───── ENTRIES SUPPLIED ─────
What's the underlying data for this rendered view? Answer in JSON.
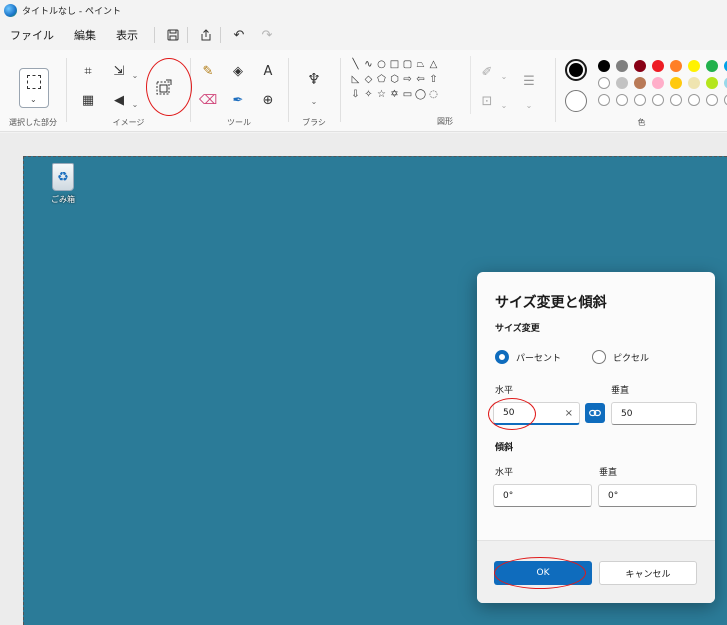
{
  "window": {
    "title": "タイトルなし - ペイント"
  },
  "menu": {
    "items": [
      "ファイル",
      "編集",
      "表示"
    ]
  },
  "quick_access": {
    "icons": [
      "save-icon",
      "share-icon",
      "undo-icon",
      "redo-icon"
    ]
  },
  "ribbon": {
    "groups": {
      "selection": "選択した部分",
      "image": "イメージ",
      "tools": "ツール",
      "brushes": "ブラシ",
      "shapes": "図形",
      "colors": "色"
    }
  },
  "colors": {
    "primary": "#000000",
    "secondary": "#ffffff",
    "palette_row1": [
      "#000000",
      "#7f7f7f",
      "#880015",
      "#ed1c24",
      "#ff7f27",
      "#fff200",
      "#22b14c",
      "#00a2e8"
    ],
    "palette_row2": [
      "#ffffff",
      "#c3c3c3",
      "#b97a57",
      "#ffaec9",
      "#ffc90e",
      "#efe4b0",
      "#b5e61d",
      "#99d9ea"
    ],
    "palette_row3": [
      "empty",
      "empty",
      "empty",
      "empty",
      "empty",
      "empty",
      "empty",
      "empty"
    ]
  },
  "desktop": {
    "recycle_label": "ごみ箱"
  },
  "dialog": {
    "title": "サイズ変更と傾斜",
    "resize": {
      "heading": "サイズ変更",
      "option_percent": "パーセント",
      "option_pixel": "ピクセル",
      "selected": "パーセント",
      "horizontal_label": "水平",
      "vertical_label": "垂直",
      "horizontal_value": "50",
      "vertical_value": "50",
      "clear_symbol": "×"
    },
    "skew": {
      "heading": "傾斜",
      "horizontal_label": "水平",
      "vertical_label": "垂直",
      "horizontal_value": "0°",
      "vertical_value": "0°"
    },
    "ok_label": "OK",
    "cancel_label": "キャンセル"
  },
  "annotations": {
    "highlight_color": "#e01a1a"
  }
}
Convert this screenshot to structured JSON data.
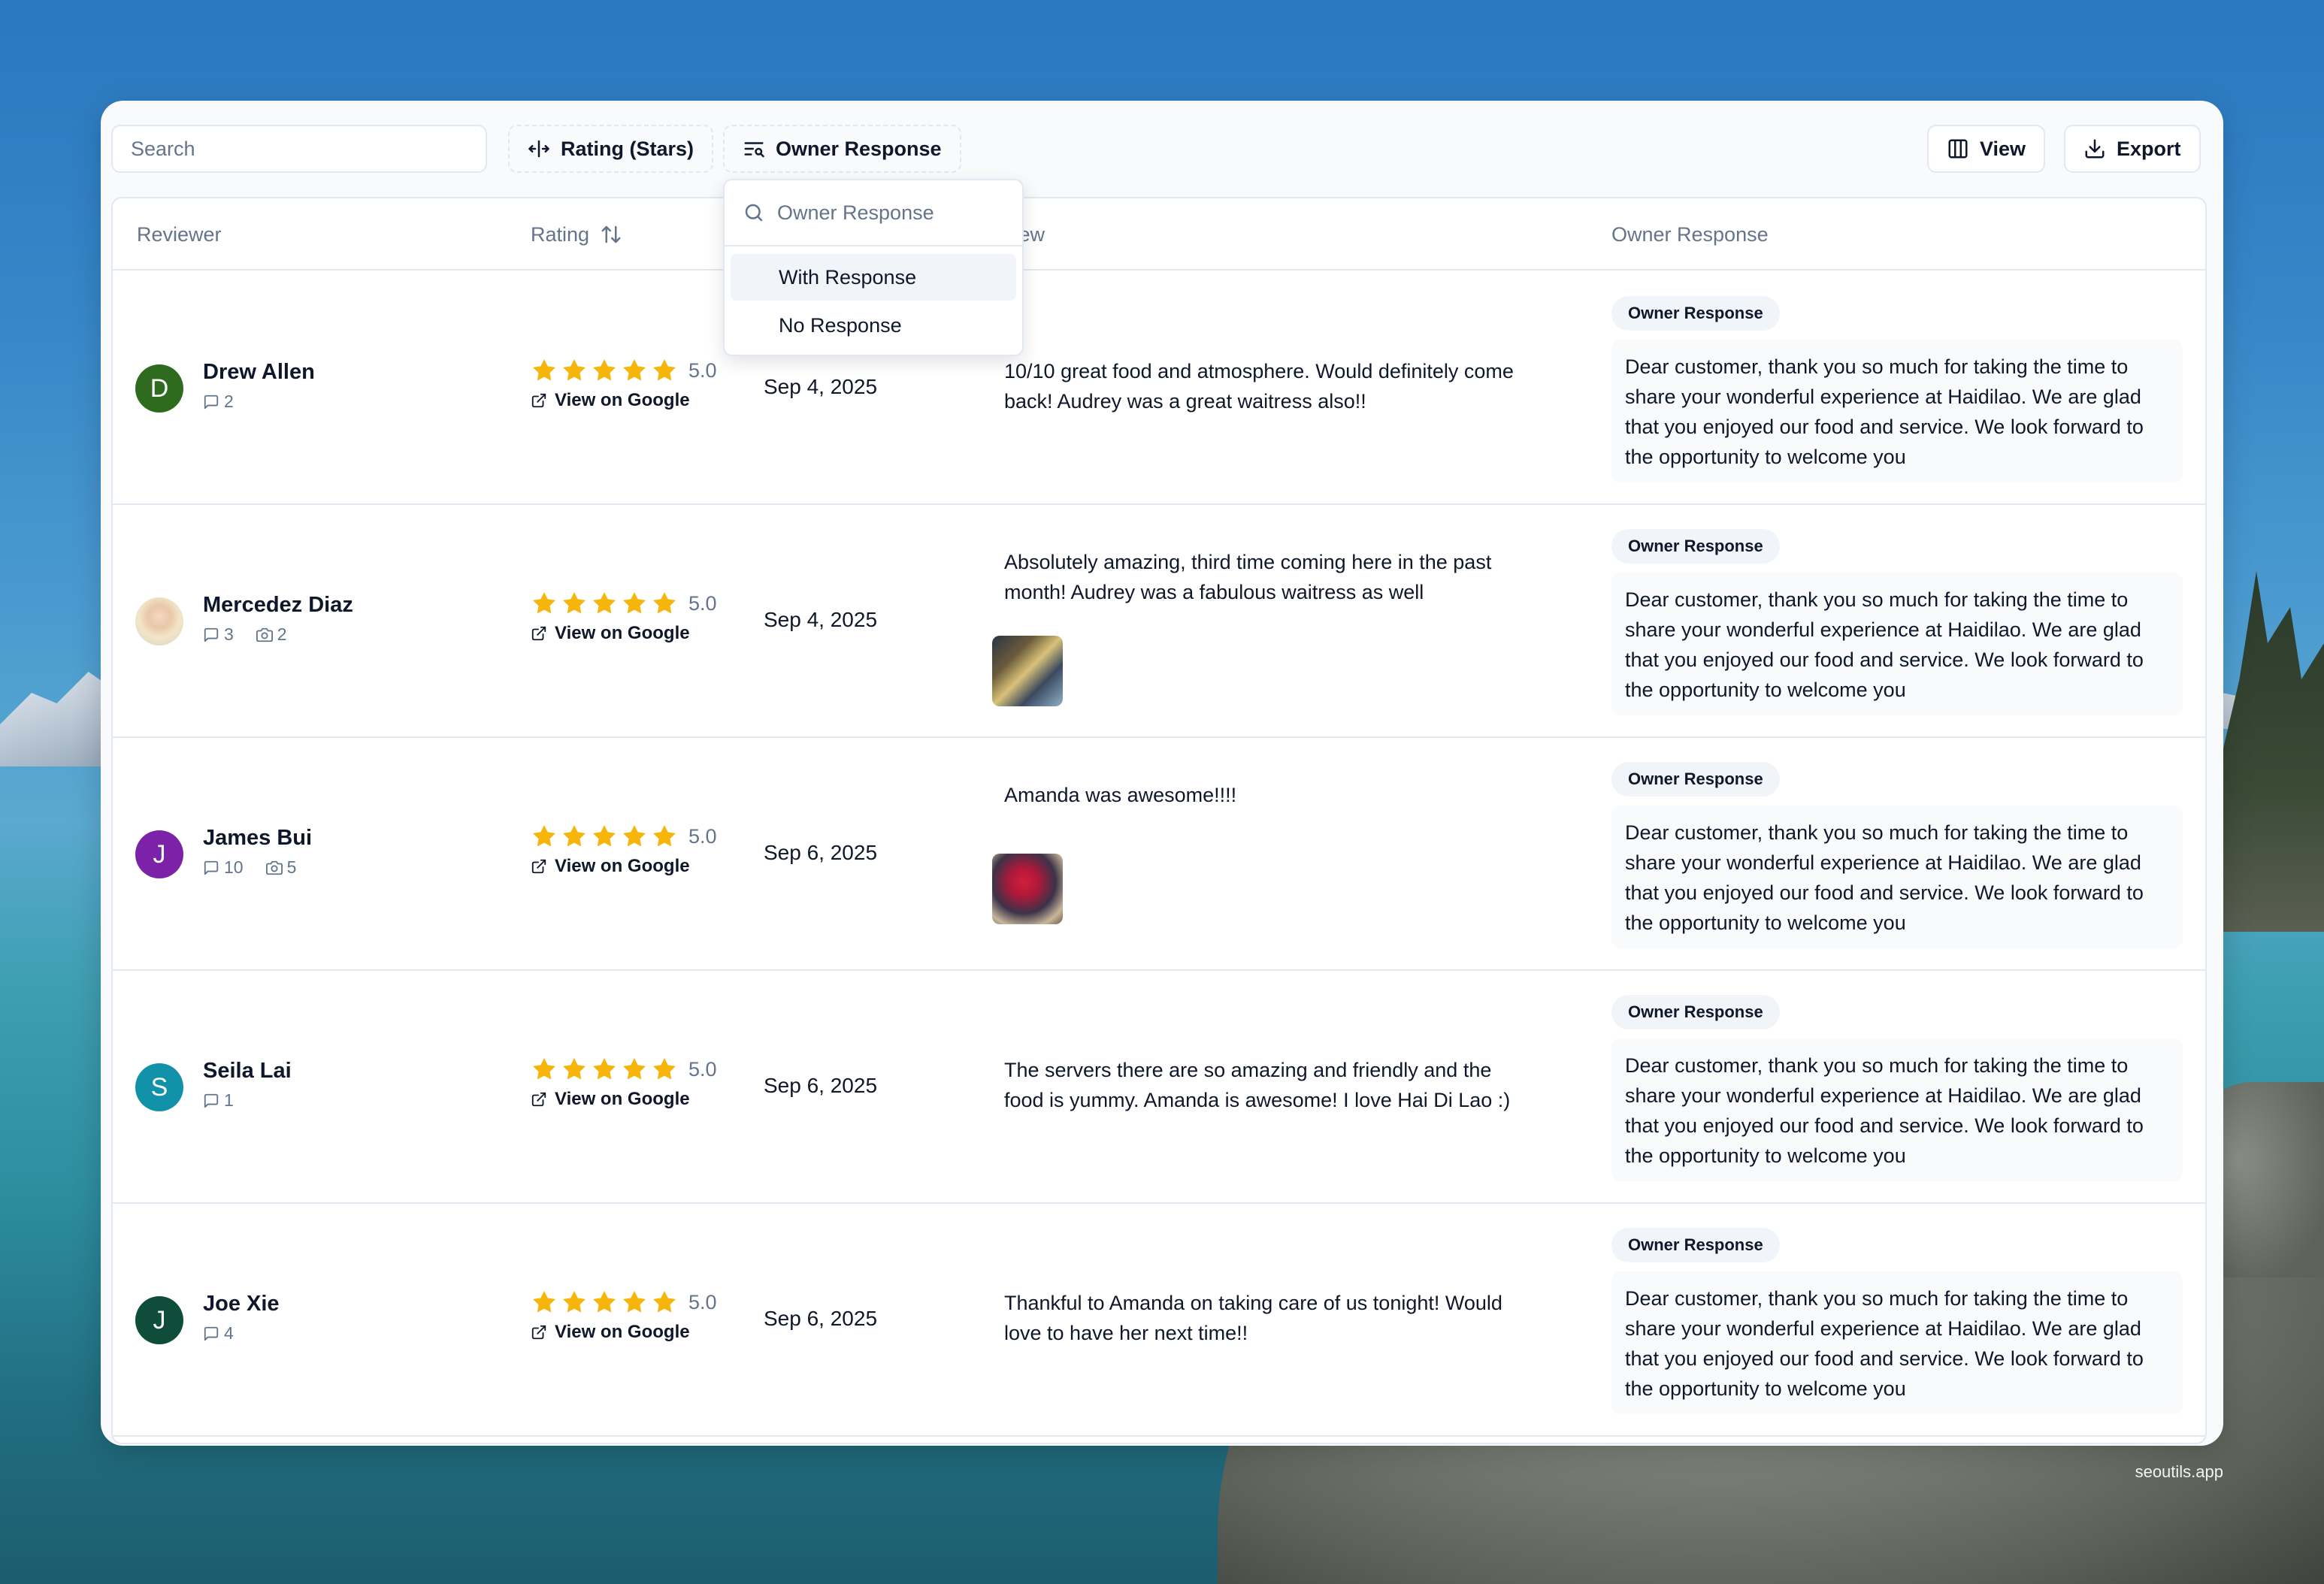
─────
• [THE EXERCISE] State how many lines of the listing include the word "JSON". Reply with the number alone.

• [FINISHED TASK] 2